== Data for processing ==
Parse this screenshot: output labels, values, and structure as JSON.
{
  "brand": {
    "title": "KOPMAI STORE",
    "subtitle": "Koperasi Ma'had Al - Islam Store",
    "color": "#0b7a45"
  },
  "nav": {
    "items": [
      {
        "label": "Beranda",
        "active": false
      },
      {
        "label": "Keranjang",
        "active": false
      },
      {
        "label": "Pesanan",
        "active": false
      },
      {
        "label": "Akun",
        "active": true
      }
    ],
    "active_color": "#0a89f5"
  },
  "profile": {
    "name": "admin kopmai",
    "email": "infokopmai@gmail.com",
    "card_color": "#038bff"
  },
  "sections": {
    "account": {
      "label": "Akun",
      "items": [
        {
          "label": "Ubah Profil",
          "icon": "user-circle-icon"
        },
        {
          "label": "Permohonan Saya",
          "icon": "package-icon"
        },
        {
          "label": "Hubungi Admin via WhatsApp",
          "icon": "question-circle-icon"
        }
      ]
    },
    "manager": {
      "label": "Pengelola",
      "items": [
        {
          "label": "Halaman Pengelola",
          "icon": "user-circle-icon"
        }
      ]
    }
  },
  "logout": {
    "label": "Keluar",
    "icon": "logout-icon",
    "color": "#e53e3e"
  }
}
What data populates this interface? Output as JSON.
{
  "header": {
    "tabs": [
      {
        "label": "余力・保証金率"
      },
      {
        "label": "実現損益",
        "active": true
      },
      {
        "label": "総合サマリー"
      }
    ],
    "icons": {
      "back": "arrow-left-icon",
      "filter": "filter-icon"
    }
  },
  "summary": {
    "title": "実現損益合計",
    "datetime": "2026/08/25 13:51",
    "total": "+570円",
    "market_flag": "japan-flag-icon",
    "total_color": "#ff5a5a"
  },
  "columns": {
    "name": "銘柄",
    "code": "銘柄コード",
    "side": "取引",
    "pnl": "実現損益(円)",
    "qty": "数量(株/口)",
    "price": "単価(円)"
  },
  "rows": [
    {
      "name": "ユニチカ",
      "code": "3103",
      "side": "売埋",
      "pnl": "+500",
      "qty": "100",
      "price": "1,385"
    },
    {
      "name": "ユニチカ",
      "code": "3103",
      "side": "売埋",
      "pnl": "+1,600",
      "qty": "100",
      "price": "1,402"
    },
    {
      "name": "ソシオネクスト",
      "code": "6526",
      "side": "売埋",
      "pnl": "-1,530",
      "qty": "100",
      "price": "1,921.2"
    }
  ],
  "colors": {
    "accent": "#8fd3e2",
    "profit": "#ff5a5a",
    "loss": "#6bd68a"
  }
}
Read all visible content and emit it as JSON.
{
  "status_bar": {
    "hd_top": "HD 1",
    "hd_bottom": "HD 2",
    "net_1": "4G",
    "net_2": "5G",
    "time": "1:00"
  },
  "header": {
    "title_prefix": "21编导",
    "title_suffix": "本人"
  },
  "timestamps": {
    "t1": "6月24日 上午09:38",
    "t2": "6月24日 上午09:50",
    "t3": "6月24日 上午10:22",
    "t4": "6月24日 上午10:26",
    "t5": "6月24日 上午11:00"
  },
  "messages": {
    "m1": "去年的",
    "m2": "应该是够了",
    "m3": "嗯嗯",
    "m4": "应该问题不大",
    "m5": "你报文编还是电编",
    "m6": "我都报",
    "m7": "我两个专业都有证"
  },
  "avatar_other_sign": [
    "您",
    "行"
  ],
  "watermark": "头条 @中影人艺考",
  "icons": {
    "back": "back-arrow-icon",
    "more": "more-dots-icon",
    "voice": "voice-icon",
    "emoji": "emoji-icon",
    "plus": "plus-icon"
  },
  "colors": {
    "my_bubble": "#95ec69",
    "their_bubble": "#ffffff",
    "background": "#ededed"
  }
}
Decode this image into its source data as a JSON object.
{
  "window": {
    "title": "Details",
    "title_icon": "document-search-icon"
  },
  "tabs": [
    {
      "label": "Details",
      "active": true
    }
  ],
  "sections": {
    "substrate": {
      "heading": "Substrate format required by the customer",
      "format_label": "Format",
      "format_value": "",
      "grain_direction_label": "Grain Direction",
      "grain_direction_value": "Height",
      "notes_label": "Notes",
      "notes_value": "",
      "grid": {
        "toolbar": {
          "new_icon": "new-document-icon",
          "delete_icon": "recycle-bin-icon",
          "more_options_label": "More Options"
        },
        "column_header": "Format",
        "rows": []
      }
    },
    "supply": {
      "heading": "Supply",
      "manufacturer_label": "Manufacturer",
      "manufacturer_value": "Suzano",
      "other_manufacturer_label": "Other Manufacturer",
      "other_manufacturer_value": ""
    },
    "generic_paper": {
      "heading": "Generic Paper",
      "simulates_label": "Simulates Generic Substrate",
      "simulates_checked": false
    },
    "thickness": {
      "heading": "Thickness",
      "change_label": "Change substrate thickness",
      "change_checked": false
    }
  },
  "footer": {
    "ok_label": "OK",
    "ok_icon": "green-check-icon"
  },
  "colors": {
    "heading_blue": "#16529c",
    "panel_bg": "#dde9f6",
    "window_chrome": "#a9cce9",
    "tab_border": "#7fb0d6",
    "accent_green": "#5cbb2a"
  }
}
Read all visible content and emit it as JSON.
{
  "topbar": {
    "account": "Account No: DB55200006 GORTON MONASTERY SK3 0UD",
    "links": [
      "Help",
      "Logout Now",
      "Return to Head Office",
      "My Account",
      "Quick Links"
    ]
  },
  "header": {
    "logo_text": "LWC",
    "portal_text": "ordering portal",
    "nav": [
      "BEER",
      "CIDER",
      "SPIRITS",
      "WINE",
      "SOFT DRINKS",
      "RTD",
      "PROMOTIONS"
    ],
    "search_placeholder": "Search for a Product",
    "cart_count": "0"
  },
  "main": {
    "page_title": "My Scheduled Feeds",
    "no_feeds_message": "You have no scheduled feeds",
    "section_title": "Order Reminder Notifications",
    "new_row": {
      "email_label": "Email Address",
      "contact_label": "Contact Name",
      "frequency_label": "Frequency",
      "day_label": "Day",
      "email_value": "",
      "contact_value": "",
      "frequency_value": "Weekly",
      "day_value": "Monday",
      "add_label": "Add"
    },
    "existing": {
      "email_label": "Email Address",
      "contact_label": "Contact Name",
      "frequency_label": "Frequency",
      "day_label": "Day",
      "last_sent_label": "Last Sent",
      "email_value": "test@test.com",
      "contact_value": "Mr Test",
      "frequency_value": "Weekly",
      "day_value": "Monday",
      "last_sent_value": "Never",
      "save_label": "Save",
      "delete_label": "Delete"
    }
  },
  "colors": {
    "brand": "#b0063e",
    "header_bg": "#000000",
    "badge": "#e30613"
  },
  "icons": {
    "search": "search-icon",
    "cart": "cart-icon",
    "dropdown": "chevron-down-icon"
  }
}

== Given exercise ==
Take the material above and return all of it exactly.

== Result for this exercise ==
Parse this screenshot: output labels, values, and structure as JSON.
{
  "brand": {
    "title": "KOPMAI STORE",
    "subtitle": "Koperasi Ma'had Al - Islam Store",
    "color": "#0b7a45"
  },
  "nav": {
    "items": [
      {
        "label": "Beranda",
        "active": false
      },
      {
        "label": "Keranjang",
        "active": false
      },
      {
        "label": "Pesanan",
        "active": false
      },
      {
        "label": "Akun",
        "active": true
      }
    ],
    "active_color": "#0a89f5"
  },
  "profile": {
    "name": "admin kopmai",
    "email": "infokopmai@gmail.com",
    "card_color": "#038bff"
  },
  "sections": {
    "account": {
      "label": "Akun",
      "items": [
        {
          "label": "Ubah Profil",
          "icon": "user-circle-icon"
        },
        {
          "label": "Permohonan Saya",
          "icon": "package-icon"
        },
        {
          "label": "Hubungi Admin via WhatsApp",
          "icon": "question-circle-icon"
        }
      ]
    },
    "manager": {
      "label": "Pengelola",
      "items": [
        {
          "label": "Halaman Pengelola",
          "icon": "user-circle-icon"
        }
      ]
    }
  },
  "logout": {
    "label": "Keluar",
    "icon": "logout-icon",
    "color": "#e53e3e"
  }
}
What data populates this interface? Output as JSON.
{
  "header": {
    "tabs": [
      {
        "label": "余力・保証金率"
      },
      {
        "label": "実現損益",
        "active": true
      },
      {
        "label": "総合サマリー"
      }
    ],
    "icons": {
      "back": "arrow-left-icon",
      "filter": "filter-icon"
    }
  },
  "summary": {
    "title": "実現損益合計",
    "datetime": "2026/08/25 13:51",
    "total": "+570円",
    "market_flag": "japan-flag-icon",
    "total_color": "#ff5a5a"
  },
  "columns": {
    "name": "銘柄",
    "code": "銘柄コード",
    "side": "取引",
    "pnl": "実現損益(円)",
    "qty": "数量(株/口)",
    "price": "単価(円)"
  },
  "rows": [
    {
      "name": "ユニチカ",
      "code": "3103",
      "side": "売埋",
      "pnl": "+500",
      "qty": "100",
      "price": "1,385"
    },
    {
      "name": "ユニチカ",
      "code": "3103",
      "side": "売埋",
      "pnl": "+1,600",
      "qty": "100",
      "price": "1,402"
    },
    {
      "name": "ソシオネクスト",
      "code": "6526",
      "side": "売埋",
      "pnl": "-1,530",
      "qty": "100",
      "price": "1,921.2"
    }
  ],
  "colors": {
    "accent": "#8fd3e2",
    "profit": "#ff5a5a",
    "loss": "#6bd68a"
  }
}
Read all visible content and emit it as JSON.
{
  "status_bar": {
    "hd_top": "HD 1",
    "hd_bottom": "HD 2",
    "net_1": "4G",
    "net_2": "5G",
    "time": "1:00"
  },
  "header": {
    "title_prefix": "21编导",
    "title_suffix": "本人"
  },
  "timestamps": {
    "t1": "6月24日 上午09:38",
    "t2": "6月24日 上午09:50",
    "t3": "6月24日 上午10:22",
    "t4": "6月24日 上午10:26",
    "t5": "6月24日 上午11:00"
  },
  "messages": {
    "m1": "去年的",
    "m2": "应该是够了",
    "m3": "嗯嗯",
    "m4": "应该问题不大",
    "m5": "你报文编还是电编",
    "m6": "我都报",
    "m7": "我两个专业都有证"
  },
  "avatar_other_sign": [
    "您",
    "行"
  ],
  "watermark": "头条 @中影人艺考",
  "icons": {
    "back": "back-arrow-icon",
    "more": "more-dots-icon",
    "voice": "voice-icon",
    "emoji": "emoji-icon",
    "plus": "plus-icon"
  },
  "colors": {
    "my_bubble": "#95ec69",
    "their_bubble": "#ffffff",
    "background": "#ededed"
  }
}
Decode this image into its source data as a JSON object.
{
  "window": {
    "title": "Details",
    "title_icon": "document-search-icon"
  },
  "tabs": [
    {
      "label": "Details",
      "active": true
    }
  ],
  "sections": {
    "substrate": {
      "heading": "Substrate format required by the customer",
      "format_label": "Format",
      "format_value": "",
      "grain_direction_label": "Grain Direction",
      "grain_direction_value": "Height",
      "notes_label": "Notes",
      "notes_value": "",
      "grid": {
        "toolbar": {
          "new_icon": "new-document-icon",
          "delete_icon": "recycle-bin-icon",
          "more_options_label": "More Options"
        },
        "column_header": "Format",
        "rows": []
      }
    },
    "supply": {
      "heading": "Supply",
      "manufacturer_label": "Manufacturer",
      "manufacturer_value": "Suzano",
      "other_manufacturer_label": "Other Manufacturer",
      "other_manufacturer_value": ""
    },
    "generic_paper": {
      "heading": "Generic Paper",
      "simulates_label": "Simulates Generic Substrate",
      "simulates_checked": false
    },
    "thickness": {
      "heading": "Thickness",
      "change_label": "Change substrate thickness",
      "change_checked": false
    }
  },
  "footer": {
    "ok_label": "OK",
    "ok_icon": "green-check-icon"
  },
  "colors": {
    "heading_blue": "#16529c",
    "panel_bg": "#dde9f6",
    "window_chrome": "#a9cce9",
    "tab_border": "#7fb0d6",
    "accent_green": "#5cbb2a"
  }
}
Read all visible content and emit it as JSON.
{
  "topbar": {
    "account": "Account No: DB55200006 GORTON MONASTERY SK3 0UD",
    "links": [
      "Help",
      "Logout Now",
      "Return to Head Office",
      "My Account",
      "Quick Links"
    ]
  },
  "header": {
    "logo_text": "LWC",
    "portal_text": "ordering portal",
    "nav": [
      "BEER",
      "CIDER",
      "SPIRITS",
      "WINE",
      "SOFT DRINKS",
      "RTD",
      "PROMOTIONS"
    ],
    "search_placeholder": "Search for a Product",
    "cart_count": "0"
  },
  "main": {
    "page_title": "My Scheduled Feeds",
    "no_feeds_message": "You have no scheduled feeds",
    "section_title": "Order Reminder Notifications",
    "new_row": {
      "email_label": "Email Address",
      "contact_label": "Contact Name",
      "frequency_label": "Frequency",
      "day_label": "Day",
      "email_value": "",
      "contact_value": "",
      "frequency_value": "Weekly",
      "day_value": "Monday",
      "add_label": "Add"
    },
    "existing": {
      "email_label": "Email Address",
      "contact_label": "Contact Name",
      "frequency_label": "Frequency",
      "day_label": "Day",
      "last_sent_label": "Last Sent",
      "email_value": "test@test.com",
      "contact_value": "Mr Test",
      "frequency_value": "Weekly",
      "day_value": "Monday",
      "last_sent_value": "Never",
      "save_label": "Save",
      "delete_label": "Delete"
    }
  },
  "colors": {
    "brand": "#b0063e",
    "header_bg": "#000000",
    "badge": "#e30613"
  },
  "icons": {
    "search": "search-icon",
    "cart": "cart-icon",
    "dropdown": "chevron-down-icon"
  }
}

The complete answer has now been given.